(Given problem):
Go through the data below and gather each line containing "arrow".

(Records supplied):
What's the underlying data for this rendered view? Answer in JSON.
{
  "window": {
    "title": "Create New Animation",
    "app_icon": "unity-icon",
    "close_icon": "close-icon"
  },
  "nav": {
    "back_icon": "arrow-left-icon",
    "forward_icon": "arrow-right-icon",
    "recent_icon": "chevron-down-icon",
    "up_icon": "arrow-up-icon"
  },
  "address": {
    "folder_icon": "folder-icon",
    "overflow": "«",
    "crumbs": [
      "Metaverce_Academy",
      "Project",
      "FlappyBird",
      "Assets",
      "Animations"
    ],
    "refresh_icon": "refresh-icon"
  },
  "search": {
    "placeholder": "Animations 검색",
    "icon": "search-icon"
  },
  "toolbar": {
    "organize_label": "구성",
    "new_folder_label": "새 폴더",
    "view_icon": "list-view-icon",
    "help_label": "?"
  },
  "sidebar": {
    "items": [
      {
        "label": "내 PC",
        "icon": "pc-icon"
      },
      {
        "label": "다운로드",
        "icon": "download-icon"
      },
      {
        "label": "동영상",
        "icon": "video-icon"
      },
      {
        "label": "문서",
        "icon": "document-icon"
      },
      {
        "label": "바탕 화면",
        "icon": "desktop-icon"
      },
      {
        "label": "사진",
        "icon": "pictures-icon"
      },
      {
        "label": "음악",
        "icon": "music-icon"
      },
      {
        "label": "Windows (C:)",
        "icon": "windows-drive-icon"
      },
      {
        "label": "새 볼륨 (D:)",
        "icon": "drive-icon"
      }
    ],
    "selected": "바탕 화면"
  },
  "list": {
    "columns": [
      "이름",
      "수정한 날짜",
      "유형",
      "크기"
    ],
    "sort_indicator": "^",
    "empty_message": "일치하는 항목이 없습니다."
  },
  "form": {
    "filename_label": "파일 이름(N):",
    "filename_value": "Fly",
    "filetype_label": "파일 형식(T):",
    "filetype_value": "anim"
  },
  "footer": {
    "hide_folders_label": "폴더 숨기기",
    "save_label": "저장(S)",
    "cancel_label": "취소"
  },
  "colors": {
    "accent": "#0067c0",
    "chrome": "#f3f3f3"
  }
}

(Exercise solution):
    "back_icon": "arrow-left-icon",
    "forward_icon": "arrow-right-icon",
    "up_icon": "arrow-up-icon"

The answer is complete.